Task
Reproduce every line of the records below verbatim, omitting the pictures.

═════ Entries ═════

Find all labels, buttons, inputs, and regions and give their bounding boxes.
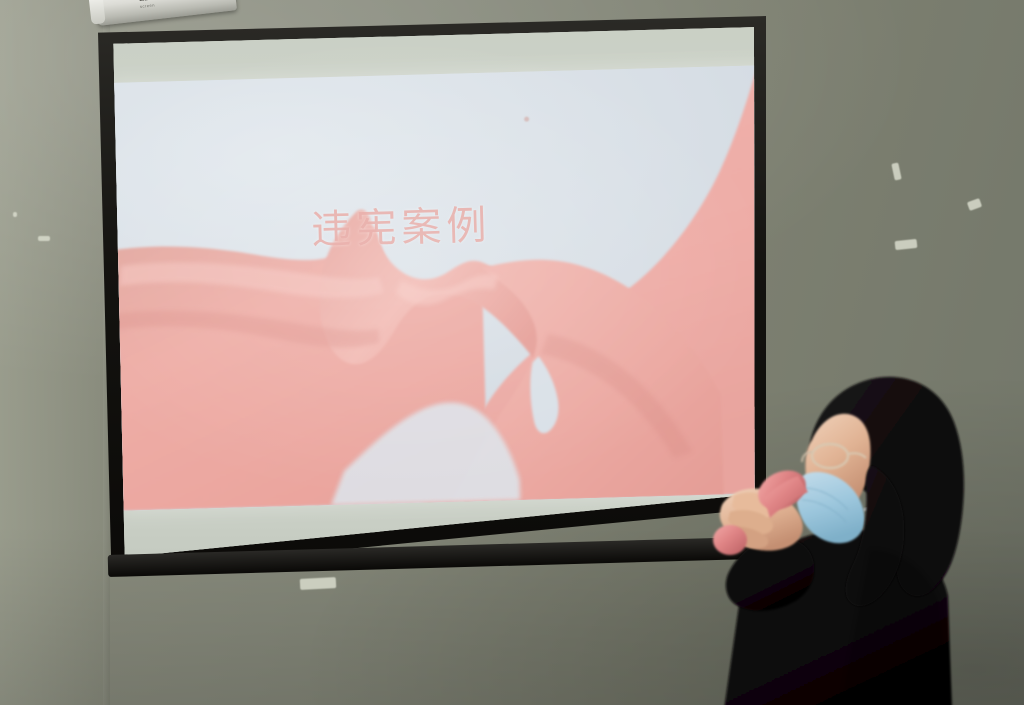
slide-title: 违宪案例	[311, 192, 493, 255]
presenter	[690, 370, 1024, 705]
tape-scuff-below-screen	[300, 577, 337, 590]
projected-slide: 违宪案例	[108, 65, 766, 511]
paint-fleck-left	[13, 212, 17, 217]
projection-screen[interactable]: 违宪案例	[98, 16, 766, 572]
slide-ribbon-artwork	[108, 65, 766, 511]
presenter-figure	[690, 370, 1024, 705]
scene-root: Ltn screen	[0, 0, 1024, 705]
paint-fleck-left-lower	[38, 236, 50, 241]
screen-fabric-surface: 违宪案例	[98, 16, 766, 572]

═════

Task result
Find all labels, buttons, inputs, and regions and give their bounding boxes.
slide-title: 违宪案例	[311, 192, 493, 255]
presenter	[690, 370, 1024, 705]
tape-scuff-below-screen	[300, 577, 337, 590]
projected-slide: 违宪案例	[108, 65, 766, 511]
paint-fleck-left	[13, 212, 17, 217]
projection-screen[interactable]: 违宪案例	[98, 16, 766, 572]
slide-ribbon-artwork	[108, 65, 766, 511]
presenter-figure	[690, 370, 1024, 705]
scene-root: Ltn screen	[0, 0, 1024, 705]
paint-fleck-left-lower	[38, 236, 50, 241]
screen-fabric-surface: 违宪案例	[98, 16, 766, 572]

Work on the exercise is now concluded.